Given entries
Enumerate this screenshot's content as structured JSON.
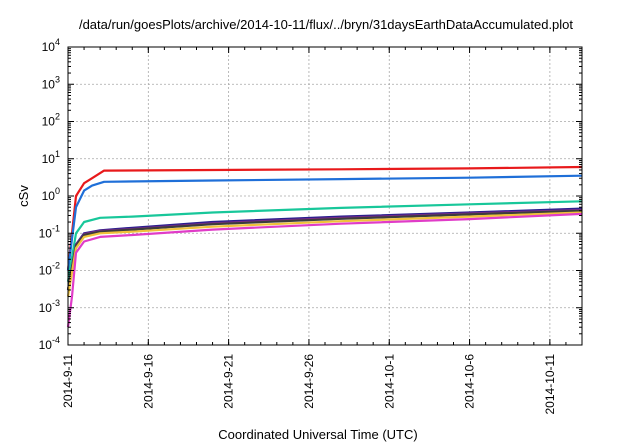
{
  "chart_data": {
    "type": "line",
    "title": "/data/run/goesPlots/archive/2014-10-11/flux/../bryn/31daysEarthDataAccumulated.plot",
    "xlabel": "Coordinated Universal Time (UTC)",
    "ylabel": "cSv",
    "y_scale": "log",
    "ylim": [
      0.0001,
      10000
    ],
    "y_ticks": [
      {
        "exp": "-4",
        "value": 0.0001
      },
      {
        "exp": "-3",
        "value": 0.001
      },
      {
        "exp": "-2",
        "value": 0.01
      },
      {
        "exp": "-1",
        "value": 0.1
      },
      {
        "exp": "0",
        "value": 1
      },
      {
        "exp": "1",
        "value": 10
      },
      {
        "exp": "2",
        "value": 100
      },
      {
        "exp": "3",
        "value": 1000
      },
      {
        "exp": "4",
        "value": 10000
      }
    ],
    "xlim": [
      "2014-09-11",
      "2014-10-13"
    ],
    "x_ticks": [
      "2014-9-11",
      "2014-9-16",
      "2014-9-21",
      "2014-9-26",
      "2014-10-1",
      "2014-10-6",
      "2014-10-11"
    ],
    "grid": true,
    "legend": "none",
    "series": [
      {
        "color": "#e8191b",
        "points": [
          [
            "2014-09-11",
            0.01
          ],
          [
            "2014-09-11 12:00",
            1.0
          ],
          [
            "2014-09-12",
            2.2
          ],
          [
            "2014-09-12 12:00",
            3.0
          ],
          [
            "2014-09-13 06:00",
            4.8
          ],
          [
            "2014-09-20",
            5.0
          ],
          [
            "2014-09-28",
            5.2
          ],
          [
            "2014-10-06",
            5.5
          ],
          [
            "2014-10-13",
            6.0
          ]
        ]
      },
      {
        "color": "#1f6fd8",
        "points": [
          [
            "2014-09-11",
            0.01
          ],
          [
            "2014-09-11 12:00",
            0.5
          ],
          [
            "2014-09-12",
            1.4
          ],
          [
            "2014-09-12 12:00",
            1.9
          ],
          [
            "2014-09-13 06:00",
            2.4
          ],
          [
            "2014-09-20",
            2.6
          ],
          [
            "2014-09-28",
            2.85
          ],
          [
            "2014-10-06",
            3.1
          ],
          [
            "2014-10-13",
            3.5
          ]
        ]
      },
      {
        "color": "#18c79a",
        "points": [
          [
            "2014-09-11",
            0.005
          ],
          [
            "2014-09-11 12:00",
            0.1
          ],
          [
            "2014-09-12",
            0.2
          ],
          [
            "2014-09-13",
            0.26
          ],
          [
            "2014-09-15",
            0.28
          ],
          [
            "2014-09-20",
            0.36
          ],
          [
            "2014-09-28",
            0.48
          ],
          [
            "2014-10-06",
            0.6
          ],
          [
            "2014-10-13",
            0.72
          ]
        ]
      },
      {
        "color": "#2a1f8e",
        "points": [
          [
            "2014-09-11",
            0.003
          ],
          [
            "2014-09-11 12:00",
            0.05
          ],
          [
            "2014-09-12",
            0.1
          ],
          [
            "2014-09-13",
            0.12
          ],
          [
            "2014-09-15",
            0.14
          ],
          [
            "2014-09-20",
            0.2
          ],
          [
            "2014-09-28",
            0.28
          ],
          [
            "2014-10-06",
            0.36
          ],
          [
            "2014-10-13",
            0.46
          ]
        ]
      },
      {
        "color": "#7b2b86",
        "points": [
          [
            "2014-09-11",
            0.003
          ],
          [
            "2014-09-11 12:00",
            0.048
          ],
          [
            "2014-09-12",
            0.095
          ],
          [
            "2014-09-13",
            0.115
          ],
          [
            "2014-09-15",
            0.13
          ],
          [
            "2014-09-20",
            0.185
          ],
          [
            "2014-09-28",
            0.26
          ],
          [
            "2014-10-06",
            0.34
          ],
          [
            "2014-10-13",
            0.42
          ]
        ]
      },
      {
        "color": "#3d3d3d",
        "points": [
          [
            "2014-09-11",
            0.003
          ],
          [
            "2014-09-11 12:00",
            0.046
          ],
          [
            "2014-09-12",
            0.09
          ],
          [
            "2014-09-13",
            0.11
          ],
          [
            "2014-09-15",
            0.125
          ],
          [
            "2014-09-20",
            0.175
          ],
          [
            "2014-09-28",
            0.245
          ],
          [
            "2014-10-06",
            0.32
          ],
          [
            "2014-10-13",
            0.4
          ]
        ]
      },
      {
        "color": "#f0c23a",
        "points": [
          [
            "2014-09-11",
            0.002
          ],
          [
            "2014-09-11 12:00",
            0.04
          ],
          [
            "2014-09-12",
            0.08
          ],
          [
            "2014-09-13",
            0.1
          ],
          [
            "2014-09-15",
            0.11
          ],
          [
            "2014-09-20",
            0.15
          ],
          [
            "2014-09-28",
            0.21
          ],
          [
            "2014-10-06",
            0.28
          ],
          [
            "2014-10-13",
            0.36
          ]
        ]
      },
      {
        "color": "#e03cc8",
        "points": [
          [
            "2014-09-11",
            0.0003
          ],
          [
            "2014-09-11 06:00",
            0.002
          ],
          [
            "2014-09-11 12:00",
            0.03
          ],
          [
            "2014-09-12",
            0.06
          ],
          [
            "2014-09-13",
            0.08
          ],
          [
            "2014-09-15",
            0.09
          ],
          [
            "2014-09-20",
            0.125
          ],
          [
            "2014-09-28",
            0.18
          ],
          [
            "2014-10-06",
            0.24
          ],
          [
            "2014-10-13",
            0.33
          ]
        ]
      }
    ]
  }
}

...

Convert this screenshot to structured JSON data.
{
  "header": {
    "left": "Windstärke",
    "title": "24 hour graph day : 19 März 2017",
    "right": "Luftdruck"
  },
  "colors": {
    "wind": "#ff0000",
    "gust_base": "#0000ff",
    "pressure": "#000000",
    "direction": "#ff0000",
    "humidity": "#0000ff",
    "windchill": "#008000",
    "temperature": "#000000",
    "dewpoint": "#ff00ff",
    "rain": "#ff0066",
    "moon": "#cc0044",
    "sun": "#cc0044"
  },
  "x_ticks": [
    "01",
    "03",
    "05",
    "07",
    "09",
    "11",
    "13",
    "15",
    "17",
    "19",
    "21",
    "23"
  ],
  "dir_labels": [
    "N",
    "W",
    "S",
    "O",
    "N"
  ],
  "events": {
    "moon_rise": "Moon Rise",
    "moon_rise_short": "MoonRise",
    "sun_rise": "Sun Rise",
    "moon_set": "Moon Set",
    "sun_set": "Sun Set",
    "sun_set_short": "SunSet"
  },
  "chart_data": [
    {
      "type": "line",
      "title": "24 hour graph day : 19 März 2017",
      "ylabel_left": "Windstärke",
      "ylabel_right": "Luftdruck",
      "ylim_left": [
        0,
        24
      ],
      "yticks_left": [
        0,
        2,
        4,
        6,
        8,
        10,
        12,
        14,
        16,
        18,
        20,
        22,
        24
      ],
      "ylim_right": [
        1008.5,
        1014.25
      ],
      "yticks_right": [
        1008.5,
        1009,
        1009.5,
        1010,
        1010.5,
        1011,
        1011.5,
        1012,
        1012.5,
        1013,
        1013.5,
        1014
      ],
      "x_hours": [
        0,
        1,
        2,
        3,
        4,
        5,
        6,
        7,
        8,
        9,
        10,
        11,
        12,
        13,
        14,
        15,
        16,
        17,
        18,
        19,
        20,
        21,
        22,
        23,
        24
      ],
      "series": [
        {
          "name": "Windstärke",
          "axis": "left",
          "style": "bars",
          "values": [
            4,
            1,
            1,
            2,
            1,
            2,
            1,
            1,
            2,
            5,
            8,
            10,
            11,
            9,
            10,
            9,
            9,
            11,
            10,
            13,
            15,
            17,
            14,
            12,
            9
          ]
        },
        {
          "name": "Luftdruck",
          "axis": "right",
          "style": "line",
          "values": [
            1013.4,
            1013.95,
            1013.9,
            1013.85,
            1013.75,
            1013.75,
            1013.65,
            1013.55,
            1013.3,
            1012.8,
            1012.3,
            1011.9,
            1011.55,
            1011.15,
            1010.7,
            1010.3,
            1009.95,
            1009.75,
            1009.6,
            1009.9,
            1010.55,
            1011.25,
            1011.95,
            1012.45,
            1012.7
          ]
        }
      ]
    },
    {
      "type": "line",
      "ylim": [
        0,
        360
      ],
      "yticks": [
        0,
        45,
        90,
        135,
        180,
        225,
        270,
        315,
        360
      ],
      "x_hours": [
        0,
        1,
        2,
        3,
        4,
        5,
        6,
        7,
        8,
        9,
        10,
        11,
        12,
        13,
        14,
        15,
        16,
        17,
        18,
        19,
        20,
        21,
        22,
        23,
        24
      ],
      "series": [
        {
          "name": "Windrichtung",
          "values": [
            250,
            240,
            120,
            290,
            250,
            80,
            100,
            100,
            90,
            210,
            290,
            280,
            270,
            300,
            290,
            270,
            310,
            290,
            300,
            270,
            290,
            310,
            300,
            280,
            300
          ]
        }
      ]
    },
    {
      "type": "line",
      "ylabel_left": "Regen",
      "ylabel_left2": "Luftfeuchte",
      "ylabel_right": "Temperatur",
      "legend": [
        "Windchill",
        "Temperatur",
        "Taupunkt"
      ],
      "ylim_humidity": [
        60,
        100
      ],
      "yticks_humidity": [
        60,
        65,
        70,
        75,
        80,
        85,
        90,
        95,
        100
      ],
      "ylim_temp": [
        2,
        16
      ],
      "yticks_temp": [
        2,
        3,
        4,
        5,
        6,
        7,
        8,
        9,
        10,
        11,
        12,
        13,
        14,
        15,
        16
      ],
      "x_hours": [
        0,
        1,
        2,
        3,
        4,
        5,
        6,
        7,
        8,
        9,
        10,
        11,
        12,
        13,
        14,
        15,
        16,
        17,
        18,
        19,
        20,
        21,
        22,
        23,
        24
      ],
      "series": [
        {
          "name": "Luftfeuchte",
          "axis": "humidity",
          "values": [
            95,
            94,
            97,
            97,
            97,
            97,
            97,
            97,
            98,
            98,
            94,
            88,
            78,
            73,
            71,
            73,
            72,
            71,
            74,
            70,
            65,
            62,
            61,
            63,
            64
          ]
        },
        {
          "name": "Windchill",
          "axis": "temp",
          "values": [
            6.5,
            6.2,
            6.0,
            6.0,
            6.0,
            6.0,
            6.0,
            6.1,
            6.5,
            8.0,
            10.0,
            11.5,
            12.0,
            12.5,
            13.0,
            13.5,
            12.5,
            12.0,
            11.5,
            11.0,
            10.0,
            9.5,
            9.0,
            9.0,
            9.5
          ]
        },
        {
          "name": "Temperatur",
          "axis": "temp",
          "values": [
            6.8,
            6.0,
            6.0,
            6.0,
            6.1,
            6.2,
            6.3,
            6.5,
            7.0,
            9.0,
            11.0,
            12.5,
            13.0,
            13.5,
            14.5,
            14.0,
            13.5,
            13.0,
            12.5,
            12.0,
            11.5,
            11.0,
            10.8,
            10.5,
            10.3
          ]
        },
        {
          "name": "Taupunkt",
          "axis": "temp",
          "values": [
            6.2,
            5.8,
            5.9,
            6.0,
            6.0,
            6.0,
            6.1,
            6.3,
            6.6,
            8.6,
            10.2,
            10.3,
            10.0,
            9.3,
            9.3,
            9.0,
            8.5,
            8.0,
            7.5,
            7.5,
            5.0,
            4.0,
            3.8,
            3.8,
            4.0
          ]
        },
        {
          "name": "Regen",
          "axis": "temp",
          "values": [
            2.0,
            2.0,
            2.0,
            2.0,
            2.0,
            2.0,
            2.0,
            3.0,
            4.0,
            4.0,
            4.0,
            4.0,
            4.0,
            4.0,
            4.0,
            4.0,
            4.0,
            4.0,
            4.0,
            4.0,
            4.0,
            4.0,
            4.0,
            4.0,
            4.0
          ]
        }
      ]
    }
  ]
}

Task prompt
Scan the records above for the string "März", then report every line that contains it.

Result of this exercise
    "title": "24 hour graph day : 19 März 2017",
      "title": "24 hour graph day : 19 März 2017",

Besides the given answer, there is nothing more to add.